Extracted data entries
-- -- --

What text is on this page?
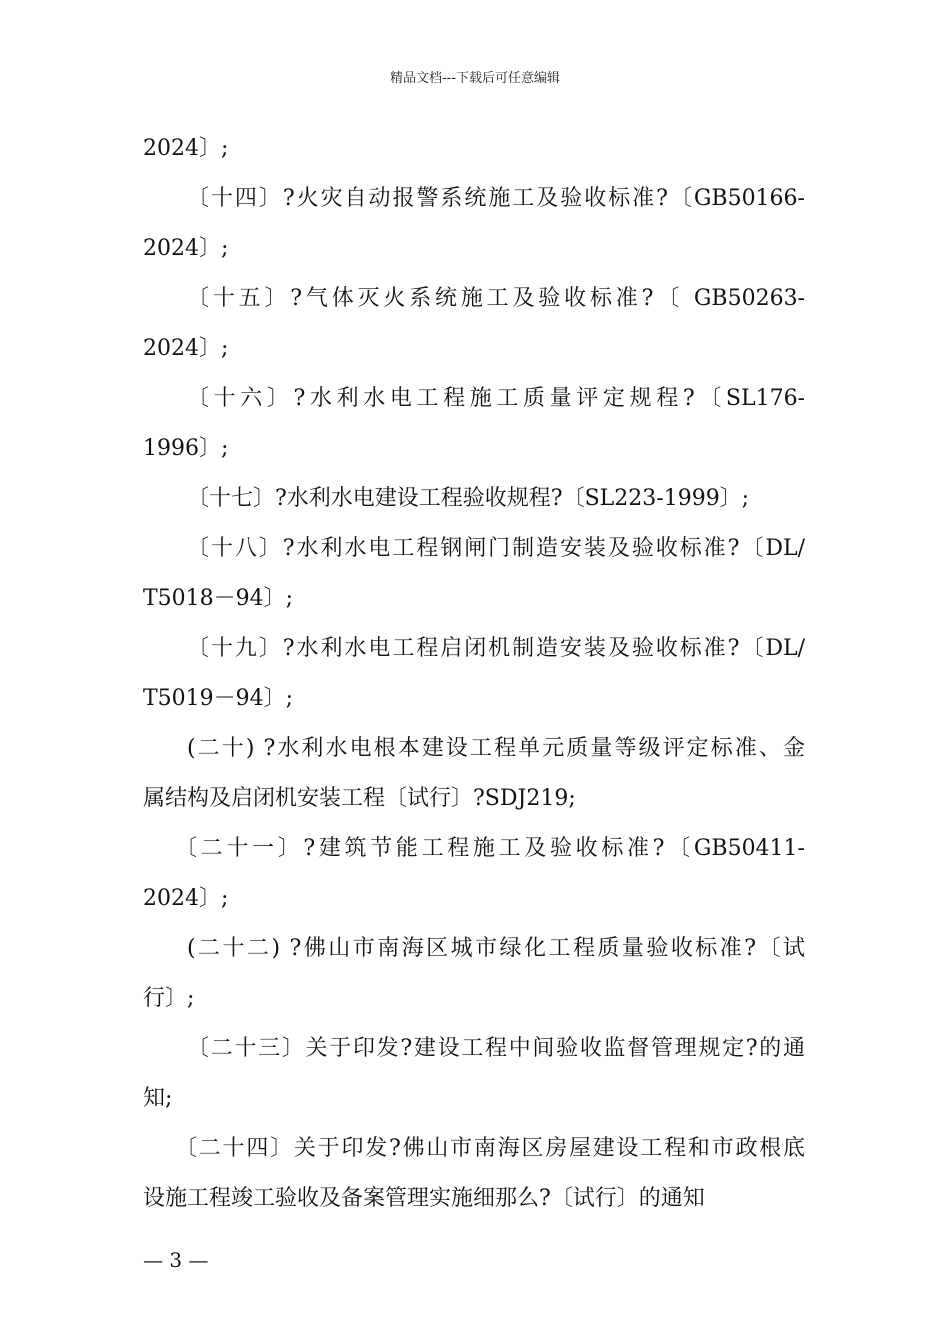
精品文档---下载后可任意编辑
2024〕;
〔十四〕?火灾自动报警系统施工及验收标准?〔GB50166-
2024〕;
〔十五〕?气体灭火系统施工及验收标准?〔 GB50263-
2024〕;
〔十六〕?水利水电工程施工质量评定规程?〔SL176-
1996〕;
〔十七〕?水利水电建设工程验收规程?〔SL223-1999〕;
〔十八〕?水利水电工程钢闸门制造安装及验收标准?〔DL/
T5018－94〕;
〔十九〕?水利水电工程启闭机制造安装及验收标准?〔DL/
T5019－94〕;
(二十) ?水利水电根本建设工程单元质量等级评定标准、金
属结构及启闭机安装工程〔试行〕?SDJ219;
〔二十一〕?建筑节能工程施工及验收标准?〔GB50411-
2024〕;
(二十二) ?佛山市南海区城市绿化工程质量验收标准?〔试
行〕;
〔二十三〕关于印发?建设工程中间验收监督管理规定?的通
知;
〔二十四〕关于印发?佛山市南海区房屋建设工程和市政根底
设施工程竣工验收及备案管理实施细那么?〔试行〕的通知
— 3 —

-- -- --

Whichever lines contain the string "关于印发", select and copy them.

〔二十三〕关于印发?建设工程中间验收监督管理规定?的通
〔二十四〕关于印发?佛山市南海区房屋建设工程和市政根底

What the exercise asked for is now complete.